• _Work required_
Count the lines in the data below where the string "Clinical" occurs, please, and give the number alone.

---------- Input

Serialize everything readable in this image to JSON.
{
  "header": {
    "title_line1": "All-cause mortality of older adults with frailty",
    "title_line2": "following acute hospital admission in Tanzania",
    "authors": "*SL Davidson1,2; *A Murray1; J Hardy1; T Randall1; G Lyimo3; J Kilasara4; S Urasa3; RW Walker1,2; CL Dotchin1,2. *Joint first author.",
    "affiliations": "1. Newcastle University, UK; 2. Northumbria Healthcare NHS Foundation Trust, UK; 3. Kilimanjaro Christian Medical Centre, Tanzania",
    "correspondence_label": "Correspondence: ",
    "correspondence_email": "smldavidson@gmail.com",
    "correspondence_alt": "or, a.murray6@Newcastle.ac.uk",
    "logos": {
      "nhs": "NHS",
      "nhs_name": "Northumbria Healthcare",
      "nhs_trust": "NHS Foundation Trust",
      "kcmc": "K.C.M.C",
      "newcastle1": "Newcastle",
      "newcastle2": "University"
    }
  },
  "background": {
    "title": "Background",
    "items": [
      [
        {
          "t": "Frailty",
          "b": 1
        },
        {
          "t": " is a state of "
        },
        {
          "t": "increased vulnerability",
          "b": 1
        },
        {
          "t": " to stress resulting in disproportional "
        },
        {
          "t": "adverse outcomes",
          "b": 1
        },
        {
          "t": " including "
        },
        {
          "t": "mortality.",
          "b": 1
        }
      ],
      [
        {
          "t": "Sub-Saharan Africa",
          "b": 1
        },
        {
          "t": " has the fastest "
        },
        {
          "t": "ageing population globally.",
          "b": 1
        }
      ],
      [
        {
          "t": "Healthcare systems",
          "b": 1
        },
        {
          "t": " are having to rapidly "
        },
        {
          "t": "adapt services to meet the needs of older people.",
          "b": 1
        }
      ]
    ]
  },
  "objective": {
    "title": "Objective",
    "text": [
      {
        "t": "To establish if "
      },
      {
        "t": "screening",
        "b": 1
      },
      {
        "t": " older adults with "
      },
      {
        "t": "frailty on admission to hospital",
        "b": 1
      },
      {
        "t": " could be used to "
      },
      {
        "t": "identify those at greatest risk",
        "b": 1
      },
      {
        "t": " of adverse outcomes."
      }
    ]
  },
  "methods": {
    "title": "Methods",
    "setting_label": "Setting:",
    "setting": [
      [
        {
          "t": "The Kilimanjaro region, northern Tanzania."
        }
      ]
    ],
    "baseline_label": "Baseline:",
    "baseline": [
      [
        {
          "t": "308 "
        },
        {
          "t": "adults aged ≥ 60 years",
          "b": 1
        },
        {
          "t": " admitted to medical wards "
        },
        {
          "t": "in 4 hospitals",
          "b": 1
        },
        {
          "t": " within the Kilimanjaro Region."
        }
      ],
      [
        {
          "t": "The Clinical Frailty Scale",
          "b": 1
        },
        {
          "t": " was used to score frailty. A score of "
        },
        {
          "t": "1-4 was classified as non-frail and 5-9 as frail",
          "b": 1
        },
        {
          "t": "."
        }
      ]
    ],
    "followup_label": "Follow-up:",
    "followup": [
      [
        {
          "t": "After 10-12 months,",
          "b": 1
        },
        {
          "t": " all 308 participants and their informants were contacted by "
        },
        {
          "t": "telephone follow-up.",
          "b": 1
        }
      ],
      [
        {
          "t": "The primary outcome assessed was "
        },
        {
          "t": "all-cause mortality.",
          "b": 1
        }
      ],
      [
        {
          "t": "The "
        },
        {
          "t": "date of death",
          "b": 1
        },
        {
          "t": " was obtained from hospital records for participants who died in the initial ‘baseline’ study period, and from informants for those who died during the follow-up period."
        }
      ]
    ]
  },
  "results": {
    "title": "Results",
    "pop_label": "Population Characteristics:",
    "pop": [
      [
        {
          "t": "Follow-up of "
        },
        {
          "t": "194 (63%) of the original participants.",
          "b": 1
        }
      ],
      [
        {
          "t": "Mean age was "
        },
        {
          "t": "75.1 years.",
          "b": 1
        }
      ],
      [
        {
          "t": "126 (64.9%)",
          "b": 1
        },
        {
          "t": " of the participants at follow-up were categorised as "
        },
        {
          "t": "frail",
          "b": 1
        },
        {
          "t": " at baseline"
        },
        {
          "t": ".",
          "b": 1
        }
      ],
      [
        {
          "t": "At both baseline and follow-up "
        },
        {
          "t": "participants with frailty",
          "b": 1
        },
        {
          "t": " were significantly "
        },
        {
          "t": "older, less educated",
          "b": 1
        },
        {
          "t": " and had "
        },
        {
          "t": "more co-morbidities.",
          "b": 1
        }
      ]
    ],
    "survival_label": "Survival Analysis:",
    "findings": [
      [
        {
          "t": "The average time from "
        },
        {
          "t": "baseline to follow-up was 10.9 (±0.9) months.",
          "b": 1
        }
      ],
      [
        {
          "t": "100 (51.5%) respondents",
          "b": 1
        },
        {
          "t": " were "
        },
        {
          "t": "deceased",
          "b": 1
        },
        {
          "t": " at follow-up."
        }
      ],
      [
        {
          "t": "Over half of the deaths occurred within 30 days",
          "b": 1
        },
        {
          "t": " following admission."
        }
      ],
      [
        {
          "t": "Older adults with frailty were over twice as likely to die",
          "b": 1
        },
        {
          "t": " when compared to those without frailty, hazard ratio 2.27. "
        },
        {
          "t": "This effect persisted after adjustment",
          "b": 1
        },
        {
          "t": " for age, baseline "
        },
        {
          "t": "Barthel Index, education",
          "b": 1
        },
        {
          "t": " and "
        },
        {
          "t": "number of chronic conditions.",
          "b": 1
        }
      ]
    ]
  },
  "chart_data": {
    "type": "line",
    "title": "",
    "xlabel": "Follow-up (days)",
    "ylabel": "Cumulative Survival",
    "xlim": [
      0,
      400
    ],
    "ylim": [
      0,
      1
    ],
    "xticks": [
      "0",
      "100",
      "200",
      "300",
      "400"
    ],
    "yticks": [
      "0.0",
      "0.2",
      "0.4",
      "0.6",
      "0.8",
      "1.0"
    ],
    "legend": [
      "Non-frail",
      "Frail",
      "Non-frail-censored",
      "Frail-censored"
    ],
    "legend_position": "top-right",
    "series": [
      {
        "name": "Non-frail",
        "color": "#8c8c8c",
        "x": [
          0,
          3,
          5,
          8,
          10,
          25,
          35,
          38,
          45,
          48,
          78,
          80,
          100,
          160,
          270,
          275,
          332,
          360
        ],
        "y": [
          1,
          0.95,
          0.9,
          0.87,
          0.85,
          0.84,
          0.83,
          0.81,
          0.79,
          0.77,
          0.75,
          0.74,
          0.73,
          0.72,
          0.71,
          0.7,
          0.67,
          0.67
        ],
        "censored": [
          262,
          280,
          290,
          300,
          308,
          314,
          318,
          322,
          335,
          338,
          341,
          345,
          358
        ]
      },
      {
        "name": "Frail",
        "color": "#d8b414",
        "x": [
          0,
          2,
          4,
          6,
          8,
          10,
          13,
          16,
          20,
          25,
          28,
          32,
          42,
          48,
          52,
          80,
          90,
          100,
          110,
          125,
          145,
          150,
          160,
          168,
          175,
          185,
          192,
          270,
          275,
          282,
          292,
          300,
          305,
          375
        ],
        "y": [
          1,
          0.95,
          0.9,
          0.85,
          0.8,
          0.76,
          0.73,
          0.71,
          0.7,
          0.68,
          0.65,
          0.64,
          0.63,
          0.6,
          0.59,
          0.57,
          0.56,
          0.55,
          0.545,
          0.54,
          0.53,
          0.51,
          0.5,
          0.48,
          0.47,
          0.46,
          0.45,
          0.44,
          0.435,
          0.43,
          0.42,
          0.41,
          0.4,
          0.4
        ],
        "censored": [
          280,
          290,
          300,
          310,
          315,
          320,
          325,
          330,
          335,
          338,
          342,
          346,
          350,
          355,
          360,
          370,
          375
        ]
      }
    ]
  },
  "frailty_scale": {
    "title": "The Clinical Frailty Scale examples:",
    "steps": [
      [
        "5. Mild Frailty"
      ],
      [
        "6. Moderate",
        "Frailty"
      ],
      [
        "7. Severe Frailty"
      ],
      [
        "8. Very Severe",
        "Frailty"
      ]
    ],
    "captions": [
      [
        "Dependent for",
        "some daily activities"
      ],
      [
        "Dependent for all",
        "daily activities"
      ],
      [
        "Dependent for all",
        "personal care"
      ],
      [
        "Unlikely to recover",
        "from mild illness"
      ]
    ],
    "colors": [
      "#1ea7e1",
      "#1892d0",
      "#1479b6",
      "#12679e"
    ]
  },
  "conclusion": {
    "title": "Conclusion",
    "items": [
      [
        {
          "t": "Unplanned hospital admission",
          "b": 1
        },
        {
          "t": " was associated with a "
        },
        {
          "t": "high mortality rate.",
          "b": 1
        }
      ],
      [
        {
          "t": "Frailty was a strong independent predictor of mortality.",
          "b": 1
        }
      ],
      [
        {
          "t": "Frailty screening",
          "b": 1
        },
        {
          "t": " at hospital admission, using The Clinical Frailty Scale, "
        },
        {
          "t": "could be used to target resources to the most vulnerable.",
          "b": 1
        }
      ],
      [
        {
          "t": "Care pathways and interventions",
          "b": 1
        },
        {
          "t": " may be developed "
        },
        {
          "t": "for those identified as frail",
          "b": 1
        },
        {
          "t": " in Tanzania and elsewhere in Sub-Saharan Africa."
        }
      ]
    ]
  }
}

--------------------

• _Result_
3